> **Do this**: Repeat the listing that follows, character for character, minus the pictures.

** START Excerpted data **

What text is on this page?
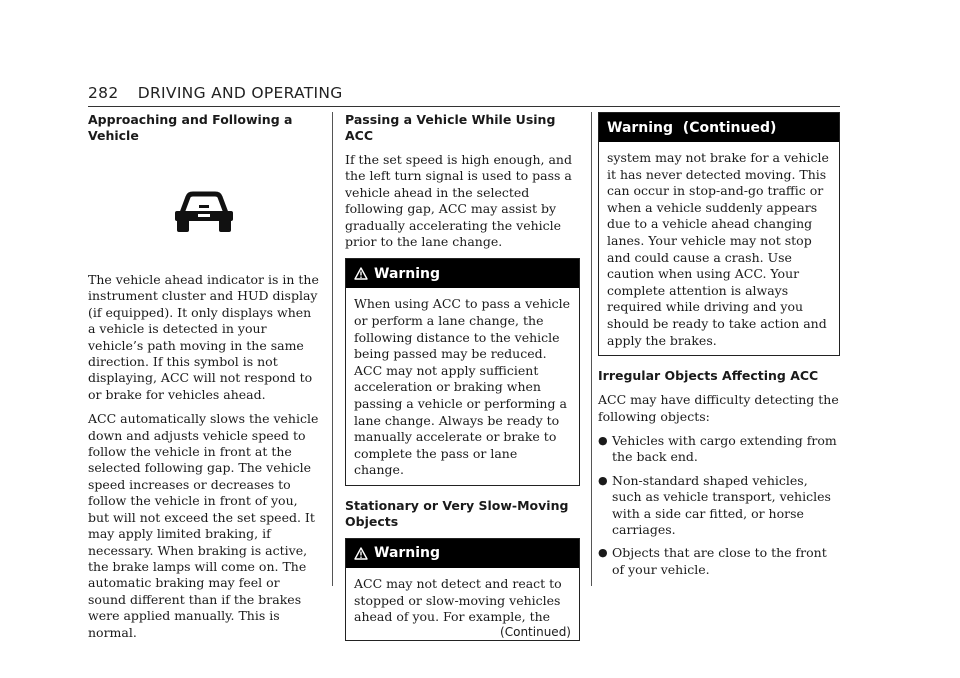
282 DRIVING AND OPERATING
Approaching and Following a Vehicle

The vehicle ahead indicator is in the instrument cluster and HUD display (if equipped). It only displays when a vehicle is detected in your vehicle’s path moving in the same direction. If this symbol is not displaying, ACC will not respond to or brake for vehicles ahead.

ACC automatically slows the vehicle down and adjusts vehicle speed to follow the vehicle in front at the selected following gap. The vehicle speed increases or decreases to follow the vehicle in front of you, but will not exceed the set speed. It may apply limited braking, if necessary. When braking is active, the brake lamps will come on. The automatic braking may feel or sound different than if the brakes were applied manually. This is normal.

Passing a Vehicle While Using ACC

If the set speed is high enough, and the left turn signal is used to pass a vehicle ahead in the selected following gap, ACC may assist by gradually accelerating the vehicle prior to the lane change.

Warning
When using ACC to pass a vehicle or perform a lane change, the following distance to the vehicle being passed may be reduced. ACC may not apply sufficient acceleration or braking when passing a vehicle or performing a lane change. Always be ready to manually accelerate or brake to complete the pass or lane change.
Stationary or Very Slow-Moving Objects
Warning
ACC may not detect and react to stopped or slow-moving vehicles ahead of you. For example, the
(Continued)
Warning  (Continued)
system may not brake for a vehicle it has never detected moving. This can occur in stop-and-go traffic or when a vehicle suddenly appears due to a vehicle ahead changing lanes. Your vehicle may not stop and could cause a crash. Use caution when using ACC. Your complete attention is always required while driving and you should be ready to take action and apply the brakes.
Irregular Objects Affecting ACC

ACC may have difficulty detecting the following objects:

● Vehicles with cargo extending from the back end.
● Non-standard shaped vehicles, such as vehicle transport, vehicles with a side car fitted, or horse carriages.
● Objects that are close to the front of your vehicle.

** END Excerpted data **

> **Final result**:
What text is on this page?
282 DRIVING AND OPERATING
Approaching and Following a Vehicle

The vehicle ahead indicator is in the instrument cluster and HUD display (if equipped). It only displays when a vehicle is detected in your vehicle’s path moving in the same direction. If this symbol is not displaying, ACC will not respond to or brake for vehicles ahead.

ACC automatically slows the vehicle down and adjusts vehicle speed to follow the vehicle in front at the selected following gap. The vehicle speed increases or decreases to follow the vehicle in front of you, but will not exceed the set speed. It may apply limited braking, if necessary. When braking is active, the brake lamps will come on. The automatic braking may feel or sound different than if the brakes were applied manually. This is normal.

Passing a Vehicle While Using ACC

If the set speed is high enough, and the left turn signal is used to pass a vehicle ahead in the selected following gap, ACC may assist by gradually accelerating the vehicle prior to the lane change.

Warning
When using ACC to pass a vehicle or perform a lane change, the following distance to the vehicle being passed may be reduced. ACC may not apply sufficient acceleration or braking when passing a vehicle or performing a lane change. Always be ready to manually accelerate or brake to complete the pass or lane change.
Stationary or Very Slow-Moving Objects
Warning
ACC may not detect and react to stopped or slow-moving vehicles ahead of you. For example, the
(Continued)
Warning  (Continued)
system may not brake for a vehicle it has never detected moving. This can occur in stop-and-go traffic or when a vehicle suddenly appears due to a vehicle ahead changing lanes. Your vehicle may not stop and could cause a crash. Use caution when using ACC. Your complete attention is always required while driving and you should be ready to take action and apply the brakes.
Irregular Objects Affecting ACC

ACC may have difficulty detecting the following objects:

● Vehicles with cargo extending from the back end.
● Non-standard shaped vehicles, such as vehicle transport, vehicles with a side car fitted, or horse carriages.
● Objects that are close to the front of your vehicle.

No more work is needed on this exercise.